Work required: Tell how many lines contain the word "nama". Reply with the number only.

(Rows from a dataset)

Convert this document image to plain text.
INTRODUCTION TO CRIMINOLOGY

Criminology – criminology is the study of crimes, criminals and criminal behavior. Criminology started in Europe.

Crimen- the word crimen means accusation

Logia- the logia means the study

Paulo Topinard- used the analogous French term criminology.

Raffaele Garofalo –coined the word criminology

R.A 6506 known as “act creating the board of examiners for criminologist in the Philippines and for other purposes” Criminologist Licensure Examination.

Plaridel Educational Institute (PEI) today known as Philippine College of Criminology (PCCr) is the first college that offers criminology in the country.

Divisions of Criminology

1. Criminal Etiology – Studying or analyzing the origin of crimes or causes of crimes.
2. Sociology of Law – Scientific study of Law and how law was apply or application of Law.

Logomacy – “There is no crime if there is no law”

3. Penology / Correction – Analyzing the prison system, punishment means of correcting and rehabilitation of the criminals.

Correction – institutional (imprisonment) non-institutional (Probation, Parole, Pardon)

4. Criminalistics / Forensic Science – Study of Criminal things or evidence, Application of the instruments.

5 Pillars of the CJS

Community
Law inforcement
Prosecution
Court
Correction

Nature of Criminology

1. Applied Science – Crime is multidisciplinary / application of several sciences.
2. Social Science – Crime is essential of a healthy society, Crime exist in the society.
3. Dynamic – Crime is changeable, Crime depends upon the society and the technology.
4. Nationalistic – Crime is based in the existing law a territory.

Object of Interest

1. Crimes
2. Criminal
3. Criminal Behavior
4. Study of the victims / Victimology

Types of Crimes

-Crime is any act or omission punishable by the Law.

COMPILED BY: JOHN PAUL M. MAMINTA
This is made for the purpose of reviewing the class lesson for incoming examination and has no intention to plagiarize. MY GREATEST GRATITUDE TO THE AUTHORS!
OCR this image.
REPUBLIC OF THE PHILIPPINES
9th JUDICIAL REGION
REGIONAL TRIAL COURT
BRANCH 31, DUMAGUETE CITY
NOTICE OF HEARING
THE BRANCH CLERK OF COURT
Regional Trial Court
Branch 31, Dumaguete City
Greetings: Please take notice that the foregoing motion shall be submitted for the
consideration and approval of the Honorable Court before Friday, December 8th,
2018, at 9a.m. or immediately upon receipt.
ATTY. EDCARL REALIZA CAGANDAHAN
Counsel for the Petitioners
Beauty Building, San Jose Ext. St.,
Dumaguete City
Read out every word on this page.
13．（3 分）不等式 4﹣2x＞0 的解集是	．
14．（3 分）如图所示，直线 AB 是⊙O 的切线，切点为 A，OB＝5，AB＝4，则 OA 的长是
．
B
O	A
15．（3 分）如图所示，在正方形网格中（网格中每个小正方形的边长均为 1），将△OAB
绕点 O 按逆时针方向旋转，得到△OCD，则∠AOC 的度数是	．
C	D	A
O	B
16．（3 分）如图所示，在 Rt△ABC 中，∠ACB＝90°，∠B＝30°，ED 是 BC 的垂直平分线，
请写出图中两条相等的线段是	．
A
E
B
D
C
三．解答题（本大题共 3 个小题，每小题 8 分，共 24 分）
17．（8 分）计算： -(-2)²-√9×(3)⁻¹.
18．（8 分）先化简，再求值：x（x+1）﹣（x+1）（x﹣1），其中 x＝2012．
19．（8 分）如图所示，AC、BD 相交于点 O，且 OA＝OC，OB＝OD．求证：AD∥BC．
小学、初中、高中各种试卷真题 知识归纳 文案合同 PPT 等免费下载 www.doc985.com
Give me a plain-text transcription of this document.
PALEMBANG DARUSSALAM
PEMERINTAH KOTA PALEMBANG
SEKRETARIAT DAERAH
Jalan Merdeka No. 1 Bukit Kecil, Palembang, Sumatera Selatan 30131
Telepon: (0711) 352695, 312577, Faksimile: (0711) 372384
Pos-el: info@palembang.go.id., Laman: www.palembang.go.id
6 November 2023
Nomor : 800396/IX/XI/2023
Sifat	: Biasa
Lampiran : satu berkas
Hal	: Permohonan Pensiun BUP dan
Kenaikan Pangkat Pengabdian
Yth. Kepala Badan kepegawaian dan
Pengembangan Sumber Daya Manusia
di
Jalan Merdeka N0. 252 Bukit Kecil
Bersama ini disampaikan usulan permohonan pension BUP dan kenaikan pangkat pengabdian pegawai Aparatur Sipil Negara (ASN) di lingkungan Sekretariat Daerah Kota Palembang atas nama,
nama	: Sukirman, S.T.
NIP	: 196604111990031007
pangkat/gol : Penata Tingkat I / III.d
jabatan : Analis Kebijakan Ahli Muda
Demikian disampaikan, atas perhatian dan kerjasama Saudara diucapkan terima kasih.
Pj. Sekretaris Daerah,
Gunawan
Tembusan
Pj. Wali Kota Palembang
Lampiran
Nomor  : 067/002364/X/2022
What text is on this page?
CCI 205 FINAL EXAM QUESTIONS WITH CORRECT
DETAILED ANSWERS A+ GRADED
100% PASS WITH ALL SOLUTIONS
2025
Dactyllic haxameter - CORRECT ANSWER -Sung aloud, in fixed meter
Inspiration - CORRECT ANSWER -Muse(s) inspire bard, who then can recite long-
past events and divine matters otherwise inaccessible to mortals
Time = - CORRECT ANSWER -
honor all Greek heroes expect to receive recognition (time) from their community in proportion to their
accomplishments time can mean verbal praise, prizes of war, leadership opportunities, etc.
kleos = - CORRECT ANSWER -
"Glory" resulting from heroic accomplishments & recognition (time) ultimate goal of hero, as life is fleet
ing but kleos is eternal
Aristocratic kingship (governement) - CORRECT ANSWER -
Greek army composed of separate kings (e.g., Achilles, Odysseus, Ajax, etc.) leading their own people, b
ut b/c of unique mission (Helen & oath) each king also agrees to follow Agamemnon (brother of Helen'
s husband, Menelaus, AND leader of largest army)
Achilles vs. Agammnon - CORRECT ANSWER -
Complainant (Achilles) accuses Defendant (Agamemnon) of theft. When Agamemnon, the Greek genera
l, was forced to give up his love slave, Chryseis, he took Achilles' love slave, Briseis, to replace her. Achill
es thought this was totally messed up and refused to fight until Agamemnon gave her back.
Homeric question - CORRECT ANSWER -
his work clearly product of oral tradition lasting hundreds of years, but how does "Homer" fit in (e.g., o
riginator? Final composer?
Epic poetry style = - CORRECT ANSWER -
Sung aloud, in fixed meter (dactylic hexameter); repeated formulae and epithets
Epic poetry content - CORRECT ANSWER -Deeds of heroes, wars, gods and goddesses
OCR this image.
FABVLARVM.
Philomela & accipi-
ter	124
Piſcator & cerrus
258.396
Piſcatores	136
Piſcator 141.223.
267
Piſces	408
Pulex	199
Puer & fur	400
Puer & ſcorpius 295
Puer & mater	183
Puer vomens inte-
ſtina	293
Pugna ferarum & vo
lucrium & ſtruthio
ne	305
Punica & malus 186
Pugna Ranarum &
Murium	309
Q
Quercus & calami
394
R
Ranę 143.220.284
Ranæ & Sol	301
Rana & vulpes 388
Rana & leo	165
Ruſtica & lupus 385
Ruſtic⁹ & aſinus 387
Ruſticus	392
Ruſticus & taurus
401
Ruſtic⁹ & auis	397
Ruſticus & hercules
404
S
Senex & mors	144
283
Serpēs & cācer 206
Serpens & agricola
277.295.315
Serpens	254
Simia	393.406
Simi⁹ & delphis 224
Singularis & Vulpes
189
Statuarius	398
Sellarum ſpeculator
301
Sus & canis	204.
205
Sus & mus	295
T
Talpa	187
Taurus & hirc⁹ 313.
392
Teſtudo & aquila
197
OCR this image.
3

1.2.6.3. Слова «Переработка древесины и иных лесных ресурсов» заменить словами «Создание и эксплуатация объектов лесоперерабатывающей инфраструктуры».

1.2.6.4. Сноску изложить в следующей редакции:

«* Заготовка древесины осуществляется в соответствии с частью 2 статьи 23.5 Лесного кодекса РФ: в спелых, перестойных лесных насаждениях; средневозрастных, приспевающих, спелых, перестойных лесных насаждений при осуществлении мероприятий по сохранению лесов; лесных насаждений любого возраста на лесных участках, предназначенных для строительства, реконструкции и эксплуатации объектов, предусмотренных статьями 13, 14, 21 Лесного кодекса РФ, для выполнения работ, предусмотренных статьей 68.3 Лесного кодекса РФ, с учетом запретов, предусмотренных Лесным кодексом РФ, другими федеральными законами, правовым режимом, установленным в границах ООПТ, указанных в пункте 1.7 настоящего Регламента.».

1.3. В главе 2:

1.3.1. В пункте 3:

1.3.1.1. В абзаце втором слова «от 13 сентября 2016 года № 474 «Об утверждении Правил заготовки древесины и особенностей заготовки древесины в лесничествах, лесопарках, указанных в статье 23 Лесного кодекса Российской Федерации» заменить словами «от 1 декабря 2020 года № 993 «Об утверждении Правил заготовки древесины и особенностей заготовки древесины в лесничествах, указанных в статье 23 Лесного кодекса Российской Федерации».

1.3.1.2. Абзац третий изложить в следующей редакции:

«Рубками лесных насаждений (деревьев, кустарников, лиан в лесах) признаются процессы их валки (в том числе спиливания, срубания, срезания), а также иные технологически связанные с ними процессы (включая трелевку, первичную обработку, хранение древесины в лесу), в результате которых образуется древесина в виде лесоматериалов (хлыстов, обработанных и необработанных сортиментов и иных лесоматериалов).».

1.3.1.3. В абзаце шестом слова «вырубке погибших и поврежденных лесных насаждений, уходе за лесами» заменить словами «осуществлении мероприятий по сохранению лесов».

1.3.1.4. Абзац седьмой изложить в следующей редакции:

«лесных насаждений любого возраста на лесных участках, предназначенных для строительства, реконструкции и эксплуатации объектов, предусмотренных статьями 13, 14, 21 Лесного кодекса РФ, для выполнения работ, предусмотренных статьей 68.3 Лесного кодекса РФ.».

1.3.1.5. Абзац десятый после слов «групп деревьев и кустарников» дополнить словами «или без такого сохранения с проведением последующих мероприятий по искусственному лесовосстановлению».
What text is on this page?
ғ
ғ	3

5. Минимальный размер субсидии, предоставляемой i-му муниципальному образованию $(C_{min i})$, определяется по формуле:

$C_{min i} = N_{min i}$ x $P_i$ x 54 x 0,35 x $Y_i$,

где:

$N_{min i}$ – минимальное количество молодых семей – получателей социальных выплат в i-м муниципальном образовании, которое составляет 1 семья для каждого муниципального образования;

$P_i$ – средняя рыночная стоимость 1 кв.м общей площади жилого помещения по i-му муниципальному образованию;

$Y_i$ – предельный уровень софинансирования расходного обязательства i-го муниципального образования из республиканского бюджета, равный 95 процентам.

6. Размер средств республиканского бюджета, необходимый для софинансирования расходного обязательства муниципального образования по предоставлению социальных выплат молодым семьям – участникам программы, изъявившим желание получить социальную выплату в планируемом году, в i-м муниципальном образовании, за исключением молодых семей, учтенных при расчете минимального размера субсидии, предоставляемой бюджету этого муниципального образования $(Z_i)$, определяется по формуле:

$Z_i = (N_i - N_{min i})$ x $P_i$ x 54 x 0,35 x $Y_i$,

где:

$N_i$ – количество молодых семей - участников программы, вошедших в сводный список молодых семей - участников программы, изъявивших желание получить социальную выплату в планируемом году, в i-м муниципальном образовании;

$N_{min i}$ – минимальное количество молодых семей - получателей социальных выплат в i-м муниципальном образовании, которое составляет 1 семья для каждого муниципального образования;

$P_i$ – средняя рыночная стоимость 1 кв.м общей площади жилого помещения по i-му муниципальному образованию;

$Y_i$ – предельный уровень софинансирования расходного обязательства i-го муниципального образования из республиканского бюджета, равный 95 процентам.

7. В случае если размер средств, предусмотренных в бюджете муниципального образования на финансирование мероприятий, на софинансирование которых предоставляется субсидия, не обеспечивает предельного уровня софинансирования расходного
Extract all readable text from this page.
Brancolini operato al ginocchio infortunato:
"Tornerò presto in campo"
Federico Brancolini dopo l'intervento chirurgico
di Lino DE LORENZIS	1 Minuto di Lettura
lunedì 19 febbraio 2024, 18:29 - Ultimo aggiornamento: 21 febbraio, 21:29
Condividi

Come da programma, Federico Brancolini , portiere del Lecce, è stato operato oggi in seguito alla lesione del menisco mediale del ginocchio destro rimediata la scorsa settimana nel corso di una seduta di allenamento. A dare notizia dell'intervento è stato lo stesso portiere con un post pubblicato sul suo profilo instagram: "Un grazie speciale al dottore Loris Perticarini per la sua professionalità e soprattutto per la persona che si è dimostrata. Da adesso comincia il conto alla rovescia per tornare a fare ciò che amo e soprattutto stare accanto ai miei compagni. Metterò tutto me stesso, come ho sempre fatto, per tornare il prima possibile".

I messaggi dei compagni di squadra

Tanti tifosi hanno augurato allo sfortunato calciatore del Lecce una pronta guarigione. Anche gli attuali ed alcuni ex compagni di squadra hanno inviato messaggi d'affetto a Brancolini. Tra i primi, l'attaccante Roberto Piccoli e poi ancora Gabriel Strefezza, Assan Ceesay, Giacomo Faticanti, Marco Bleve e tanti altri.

Exercise answer: 2